• **DATASET EXCERPTS**
[BEGIN]

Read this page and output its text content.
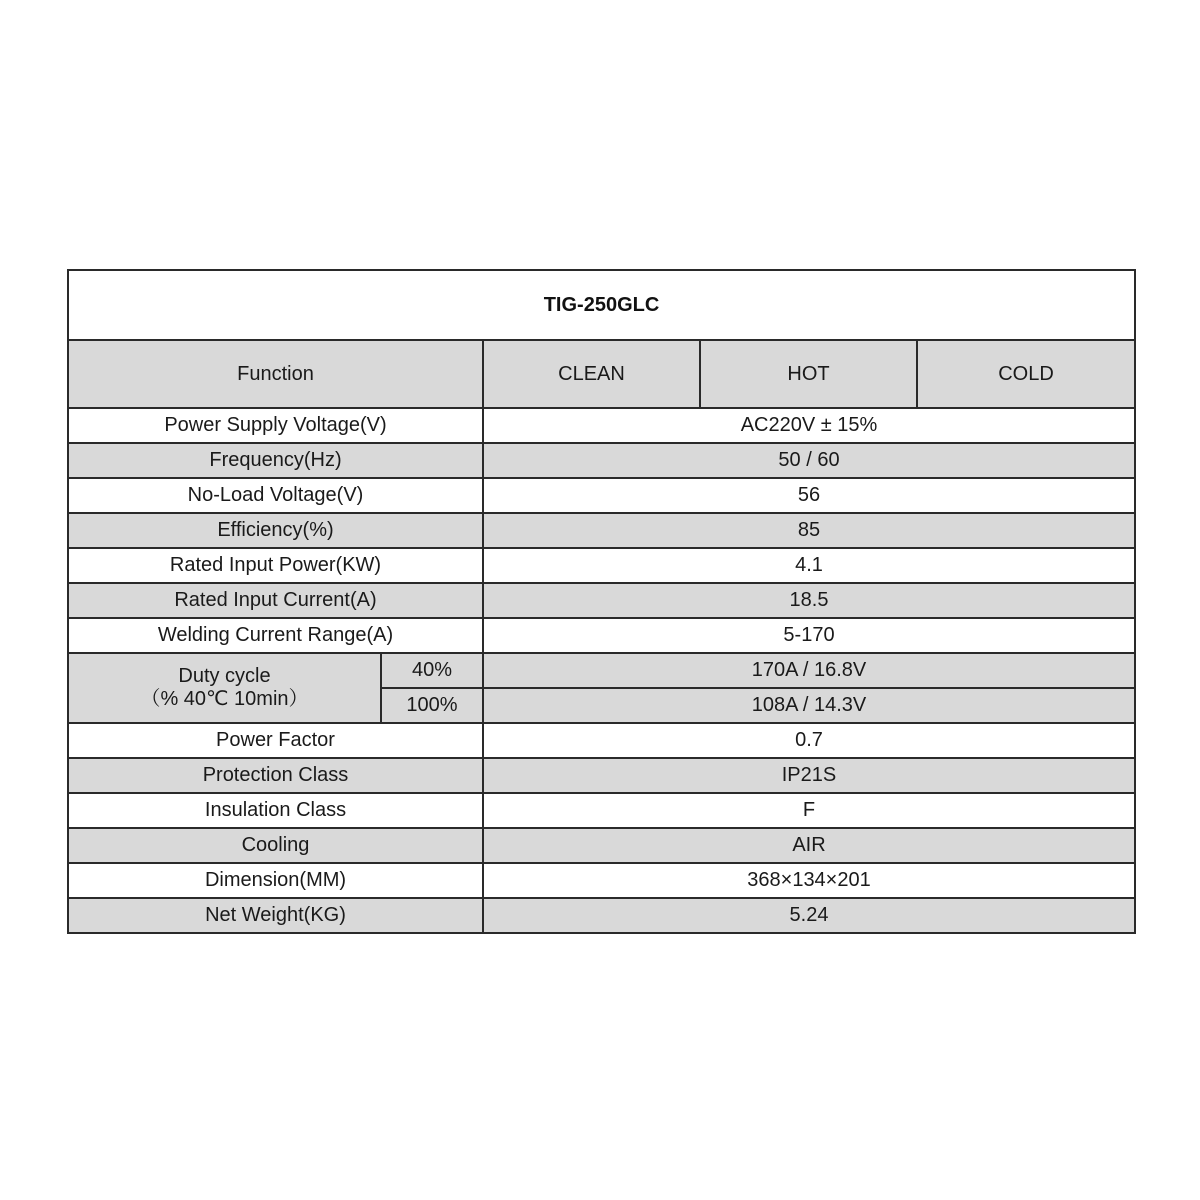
TIG-250GLC				
Function		CLEAN	HOT	COLD
Power Supply Voltage(V)		AC220V ± 15%		
Frequency(Hz)		50 / 60		
No-Load Voltage(V)		56		
Efficiency(%)		85		
Rated Input Power(KW)		4.1		
Rated Input Current(A)		18.5		
Welding Current Range(A)		5-170		

Duty cycle
（% 40℃ 10min）	40%	170A / 16.8V		
	100%	108A / 14.3V		
Power Factor		0.7		
Protection Class		IP21S		
Insulation Class		F		
Cooling		AIR		
Dimension(MM)		368×134×201		
Net Weight(KG)		5.24		
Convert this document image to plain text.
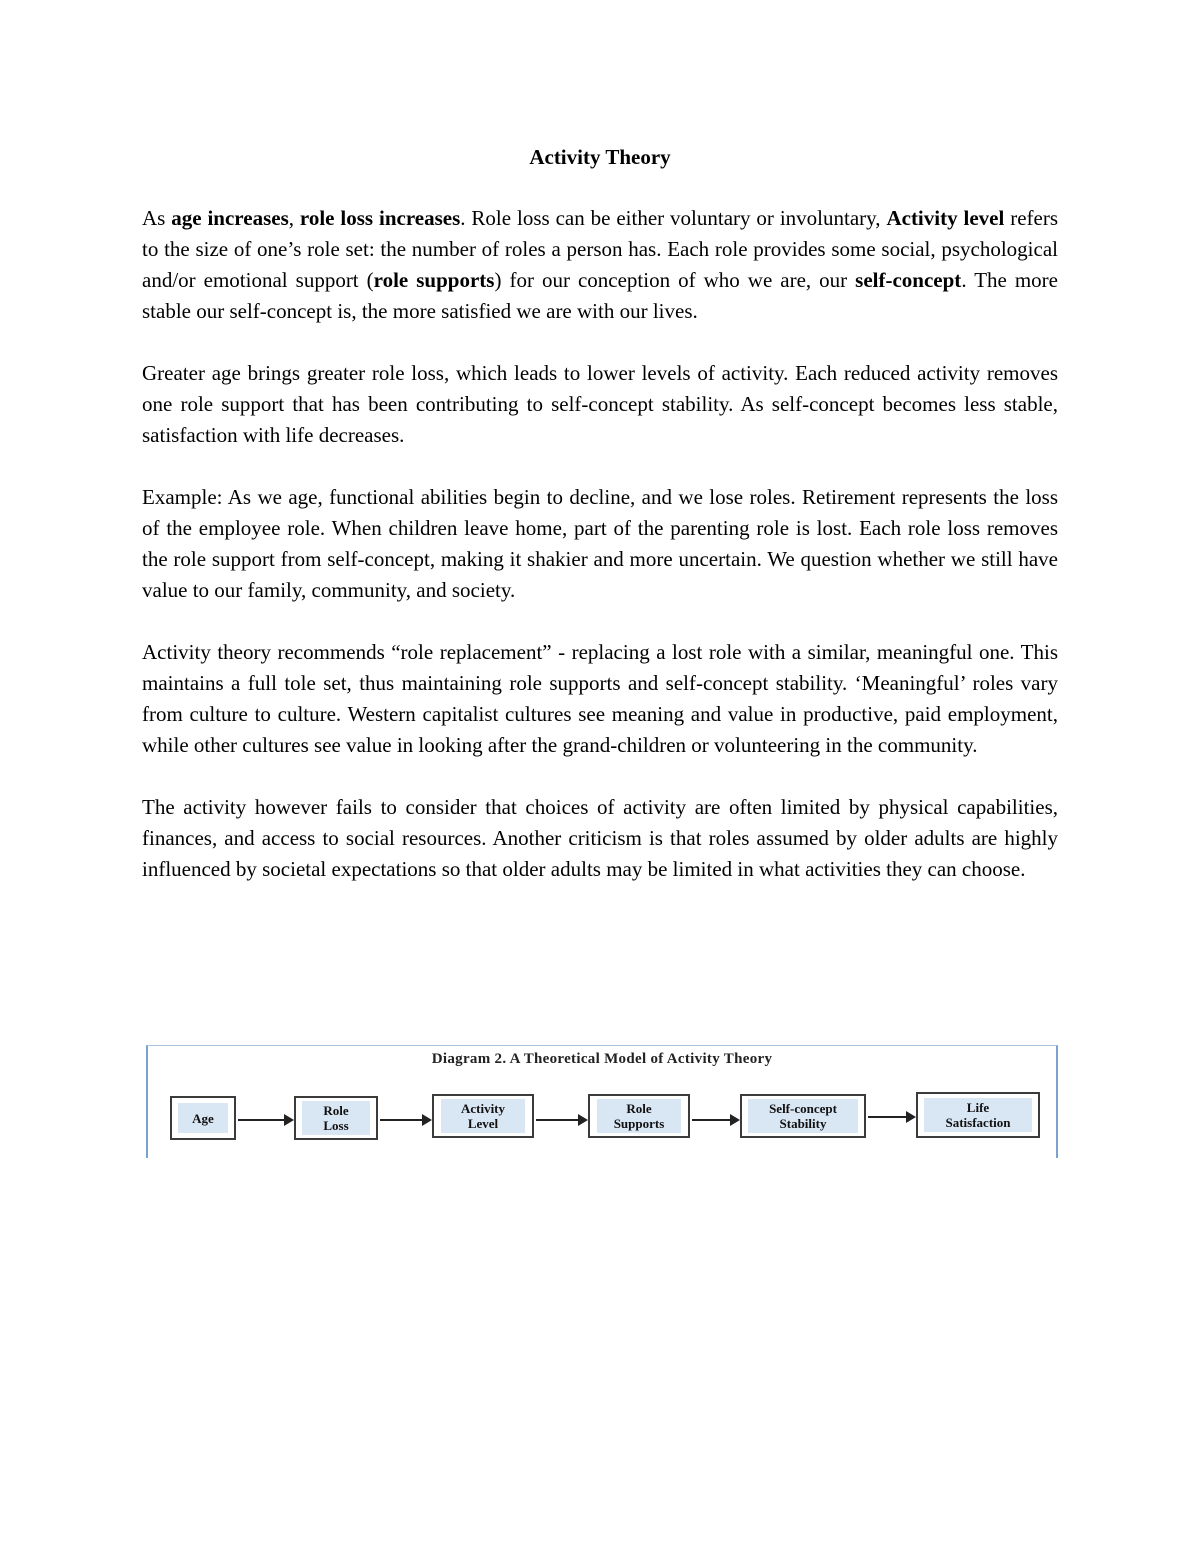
Activity Theory

As age increases, role loss increases. Role loss can be either voluntary or involuntary, Activity level refers to the size of one’s role set: the number of roles a person has. Each role provides some social, psychological and/or emotional support (role supports) for our conception of who we are, our self-concept. The more stable our self-concept is, the more satisfied we are with our lives.

Greater age brings greater role loss, which leads to lower levels of activity. Each reduced activity removes one role support that has been contributing to self-concept stability. As self-concept becomes less stable, satisfaction with life decreases.

Example: As we age, functional abilities begin to decline, and we lose roles. Retirement represents the loss of the employee role. When children leave home, part of the parenting role is lost. Each role loss removes the role support from self-concept, making it shakier and more uncertain. We question whether we still have value to our family, community, and society.

Activity theory recommends “role replacement” - replacing a lost role with a similar, meaningful one. This maintains a full tole set, thus maintaining role supports and self-concept stability. ‘Meaningful’ roles vary from culture to culture. Western capitalist cultures see meaning and value in productive, paid employment, while other cultures see value in looking after the grand-children or volunteering in the community.

The activity however fails to consider that choices of activity are often limited by physical capabilities, finances, and access to social resources. Another criticism is that roles assumed by older adults are highly influenced by societal expectations so that older adults may be limited in what activities they can choose.

Diagram 2. A Theoretical Model of Activity Theory
Age	Role
Loss
Activity
Level
Role
Supports
Self-concept
Stability
Life
Satisfaction
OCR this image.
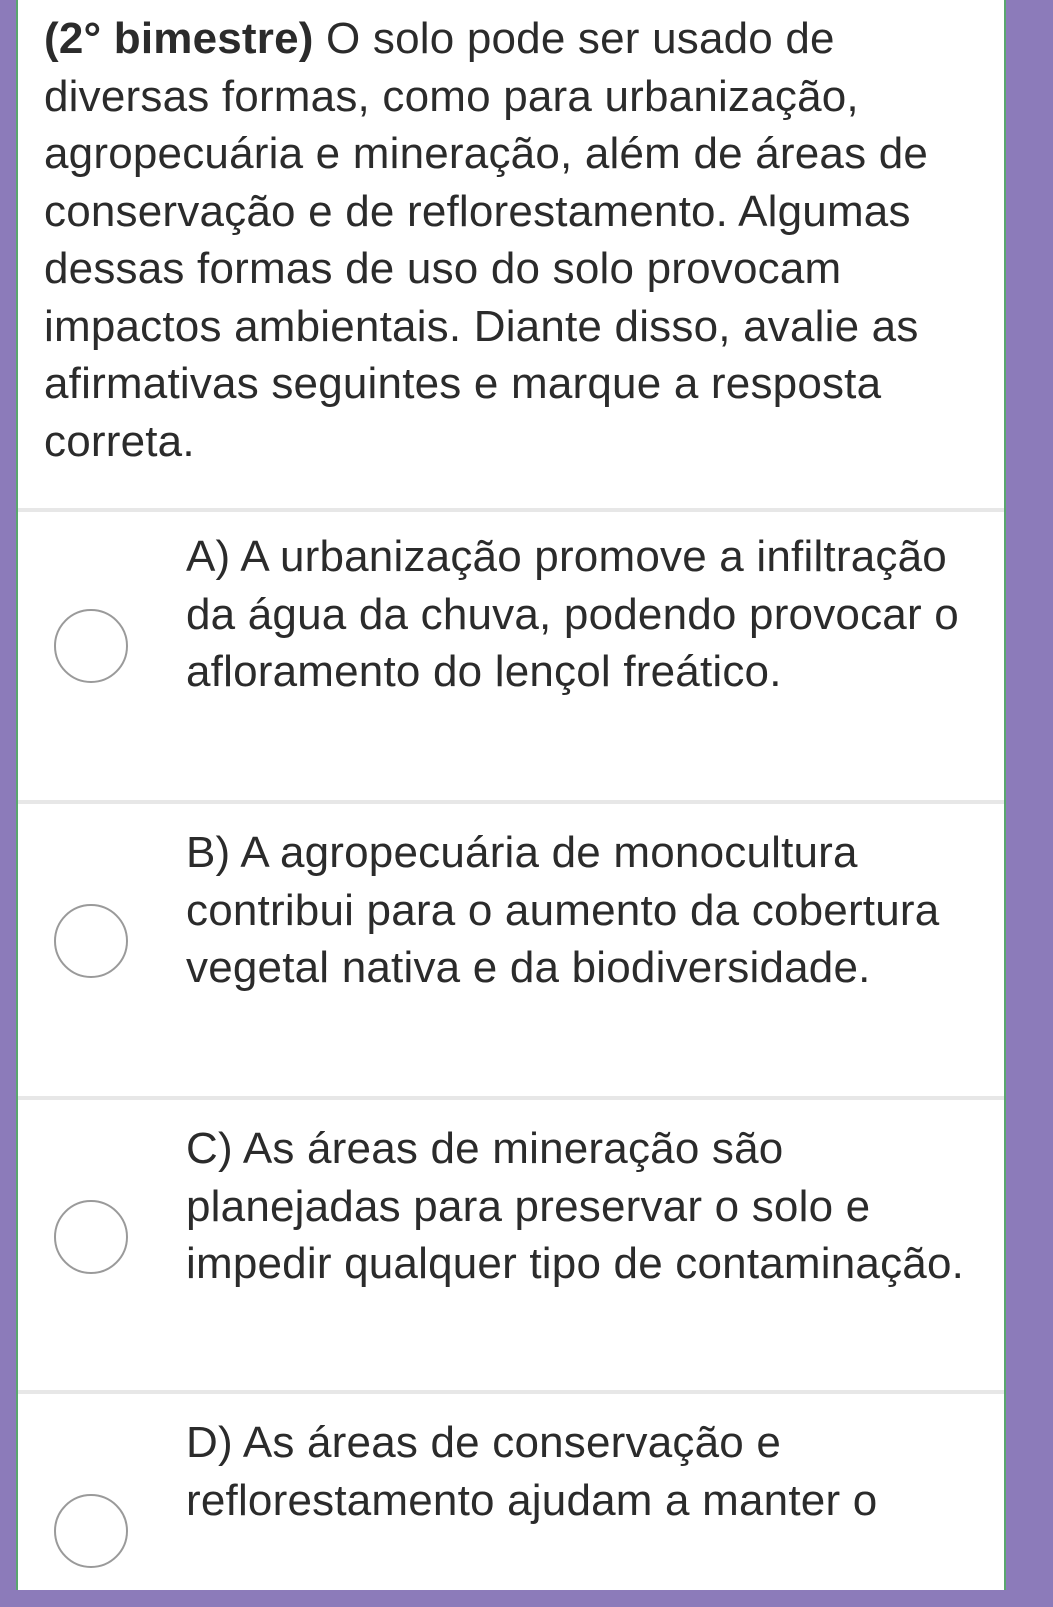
(2° bimestre) O solo pode ser usado de diversas formas, como para urbanização, agropecuária e mineração, além de áreas de conservação e de reflorestamento. Algumas dessas formas de uso do solo provocam impactos ambientais. Diante disso, avalie as afirmativas seguintes e marque a resposta correta.
A) A urbanização promove a infiltração da água da chuva, podendo provocar o afloramento do lençol freático.
B) A agropecuária de monocultura contribui para o aumento da cobertura vegetal nativa e da biodiversidade.
C) As áreas de mineração são planejadas para preservar o solo e impedir qualquer tipo de contaminação.
D) As áreas de conservação e reflorestamento ajudam a manter o
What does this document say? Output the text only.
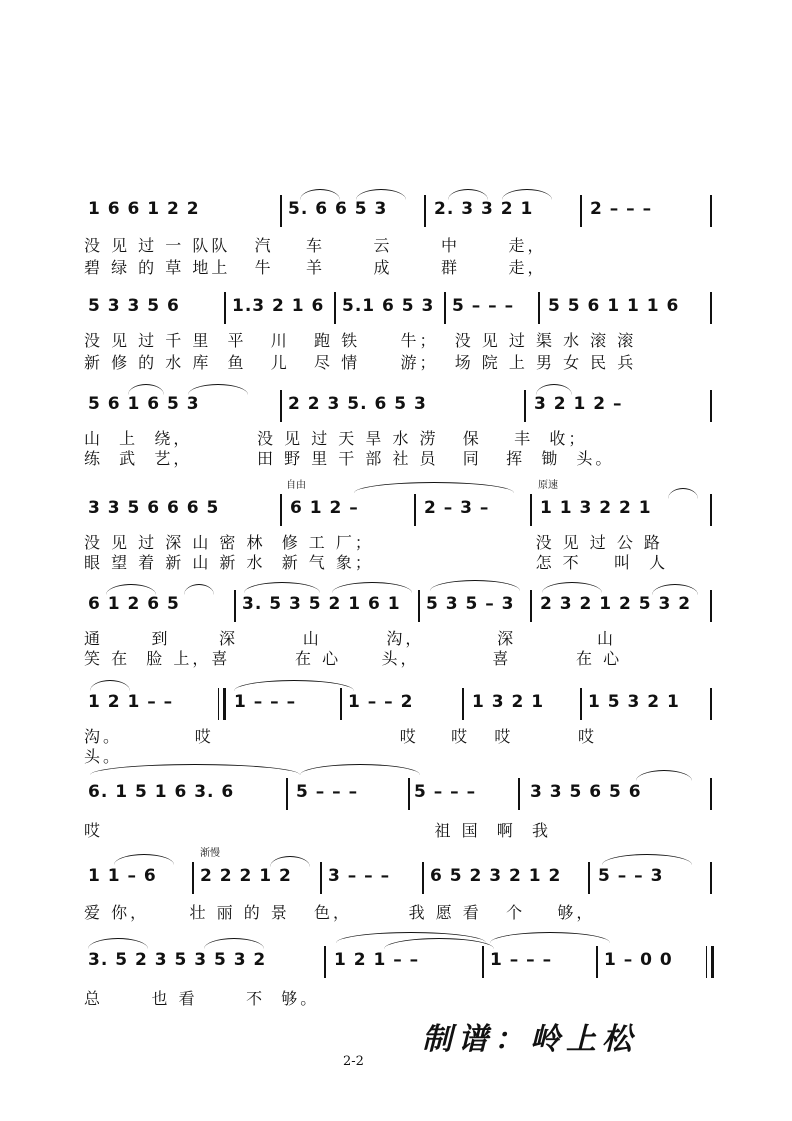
1 6 6 1 2 2	5. 6 6 5 3	2. 3 3 2 1	2 – – –
没 见 过 一 队队   汽    车      云      中      走，
碧 绿 的 草 地上   牛    羊      成      群      走，
5 3 3 5 6	1.3 2 1 6 5.1 6 5 3 5 – – – 5 5 6 1 1 1 6
没 见 过 千 里  平   川   跑 铁     牛；  没 见 过 渠 水 滚 滚
新 修 的 水 库  鱼   儿   尽 情     游；  场 院 上 男 女 民 兵
5 6 1 6 5 3	2 2 3 5. 6 5 3	3 2 1 2 –
山  上  绕，        没 见 过 天 旱 水 涝   保    丰  收；
练  武  艺，        田 野 里 干 部 社 员   同   挥  锄  头。
自由	原速
3 3 5 6 6 6 5	6 1 2 –	2 – 3 –	1 1 3 2 2 1
没 见 过 深 山 密 林  修 工 厂；                    没 见 过 公 路
眼 望 着 新 山 新 水  新 气 象；                    怎 不    叫  人
6 1 2 6 5	3. 5 3 5 2 1 6 1 5 3 5 – 3 2 3 2 1 2 5 3 2
通      到      深        山        沟，         深          山
笑 在  脸 上，喜        在 心     头，         喜        在 心
1 2 1 – –	1 – – –	1 – – 2	1 3 2 1	1 5 3 2 1
沟。         哎                       哎    哎   哎        哎
头。
6. 1 5 1 6 3. 6	5 – – –	5 – – –	3 3 5 6 5 6
哎                                         祖 国  啊  我
渐慢
1 1 – 6	2 2 2 1 2 3 – – – 6 5 2 3 2 1 2 5 – – 3
爱 你，     壮 丽 的 景   色，       我 愿 看   个    够，
3. 5 2 3 5 3 5 3 2	1 2 1 – –	1 – – –	1 – 0 0
总      也 看      不  够。
制谱：岭上松
2-2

[END]

• **TASK TO CARRY OUT**
From the data above, gather every line that includes the word "mineração".

• **FINISHED ANSWER**
(2° bimestre) O solo pode ser usado de diversas formas, como para urbanização, agropecuária e mineração, além de áreas de conservação e de reflorestamento. Algumas dessas formas de uso do solo provocam impactos ambientais. Diante disso, avalie as afirmativas seguintes e marque a resposta correta.
C) As áreas de mineração são planejadas para preservar o solo e impedir qualquer tipo de contaminação.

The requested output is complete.